#### RAW DATA
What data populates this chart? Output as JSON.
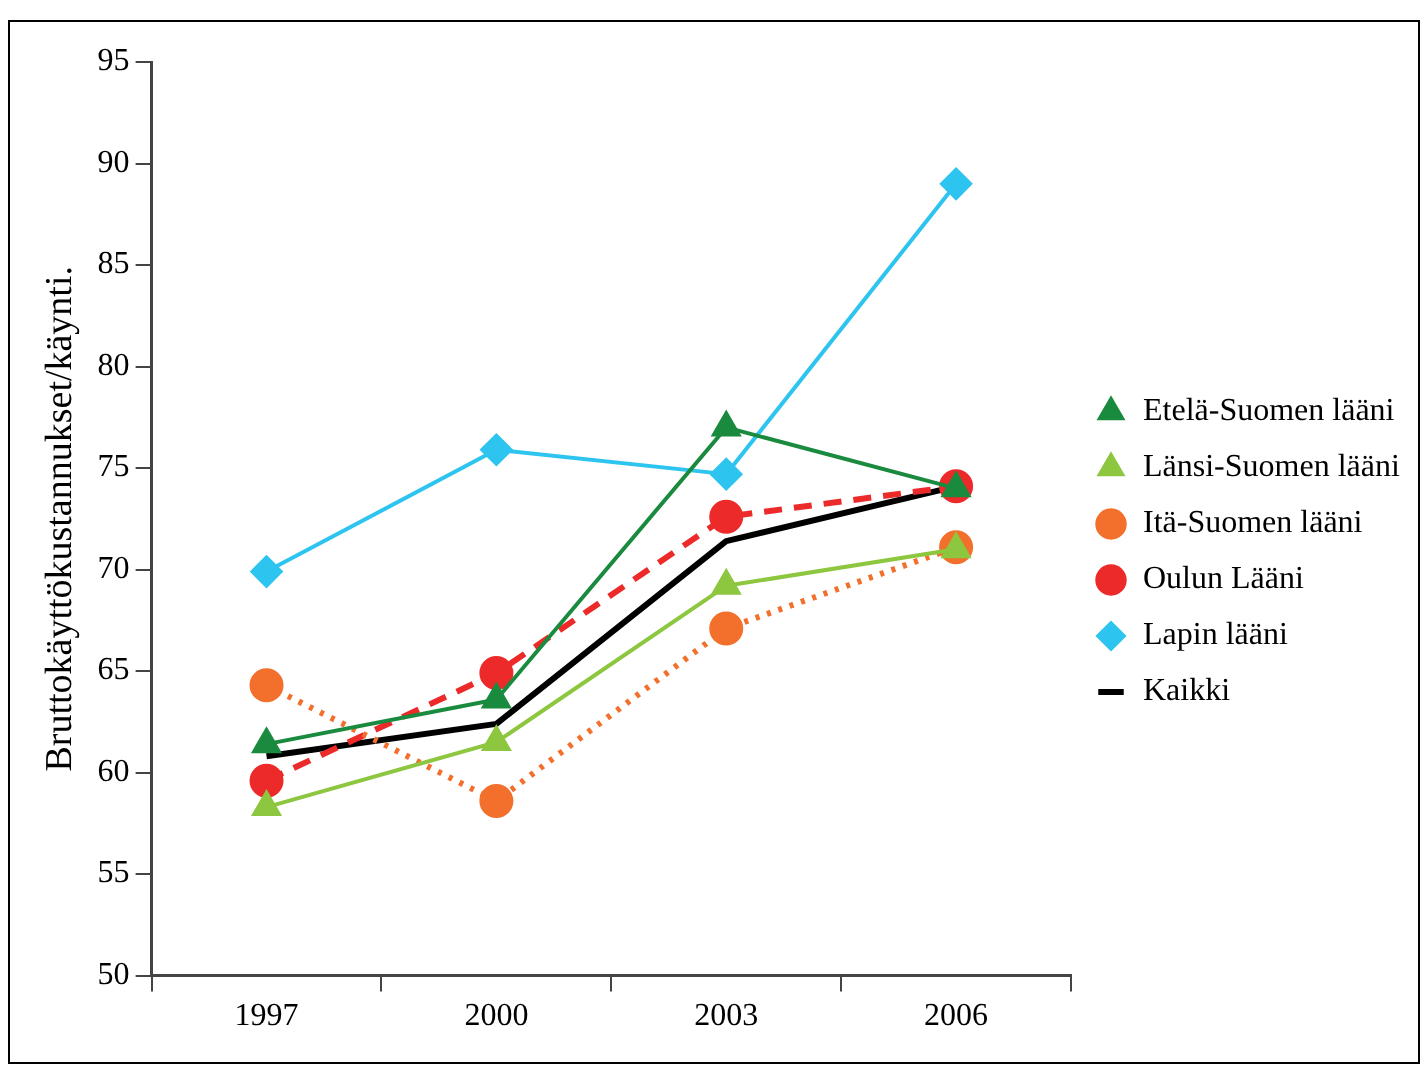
{
  "chart_data": {
    "type": "line",
    "ylabel": "Bruttokäyttökustannukset/käynti.",
    "categories": [
      "1997",
      "2000",
      "2003",
      "2006"
    ],
    "ylim": [
      50,
      95
    ],
    "yticks": [
      50,
      55,
      60,
      65,
      70,
      75,
      80,
      85,
      90,
      95
    ],
    "grid": false,
    "legend": "right",
    "series": [
      {
        "name": "Etelä-Suomen lääni",
        "color": "#1a8a3e",
        "marker": "triangle",
        "line_style": "solid",
        "values": [
          61.4,
          63.6,
          77,
          74
        ]
      },
      {
        "name": "Länsi-Suomen lääni",
        "color": "#8dc63f",
        "marker": "triangle",
        "line_style": "solid",
        "values": [
          58.3,
          61.5,
          69.2,
          71
        ]
      },
      {
        "name": "Itä-Suomen lääni",
        "color": "#f26f2c",
        "marker": "circle",
        "line_style": "dotted",
        "values": [
          64.3,
          58.6,
          67.1,
          71.1
        ]
      },
      {
        "name": "Oulun Lääni",
        "color": "#ec2a2a",
        "marker": "circle",
        "line_style": "dashed",
        "values": [
          59.6,
          64.9,
          72.6,
          74.1
        ]
      },
      {
        "name": "Lapin lääni",
        "color": "#2ec4f0",
        "marker": "diamond",
        "line_style": "solid",
        "values": [
          69.9,
          75.9,
          74.7,
          89
        ]
      },
      {
        "name": "Kaikki",
        "color": "#000000",
        "marker": "none",
        "line_style": "solid",
        "values": [
          60.8,
          62.4,
          71.4,
          74.1
        ]
      }
    ]
  }
}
########
▶ EXERCISE REQUIREMENTS
Copy out all the entries exactly. Images stay out of the copy.

▶ RESPONSE TO THIS TASK
What data populates this chart? Output as JSON.
{
  "chart_data": {
    "type": "line",
    "ylabel": "Bruttokäyttökustannukset/käynti.",
    "categories": [
      "1997",
      "2000",
      "2003",
      "2006"
    ],
    "ylim": [
      50,
      95
    ],
    "yticks": [
      50,
      55,
      60,
      65,
      70,
      75,
      80,
      85,
      90,
      95
    ],
    "grid": false,
    "legend": "right",
    "series": [
      {
        "name": "Etelä-Suomen lääni",
        "color": "#1a8a3e",
        "marker": "triangle",
        "line_style": "solid",
        "values": [
          61.4,
          63.6,
          77,
          74
        ]
      },
      {
        "name": "Länsi-Suomen lääni",
        "color": "#8dc63f",
        "marker": "triangle",
        "line_style": "solid",
        "values": [
          58.3,
          61.5,
          69.2,
          71
        ]
      },
      {
        "name": "Itä-Suomen lääni",
        "color": "#f26f2c",
        "marker": "circle",
        "line_style": "dotted",
        "values": [
          64.3,
          58.6,
          67.1,
          71.1
        ]
      },
      {
        "name": "Oulun Lääni",
        "color": "#ec2a2a",
        "marker": "circle",
        "line_style": "dashed",
        "values": [
          59.6,
          64.9,
          72.6,
          74.1
        ]
      },
      {
        "name": "Lapin lääni",
        "color": "#2ec4f0",
        "marker": "diamond",
        "line_style": "solid",
        "values": [
          69.9,
          75.9,
          74.7,
          89
        ]
      },
      {
        "name": "Kaikki",
        "color": "#000000",
        "marker": "none",
        "line_style": "solid",
        "values": [
          60.8,
          62.4,
          71.4,
          74.1
        ]
      }
    ]
  }
}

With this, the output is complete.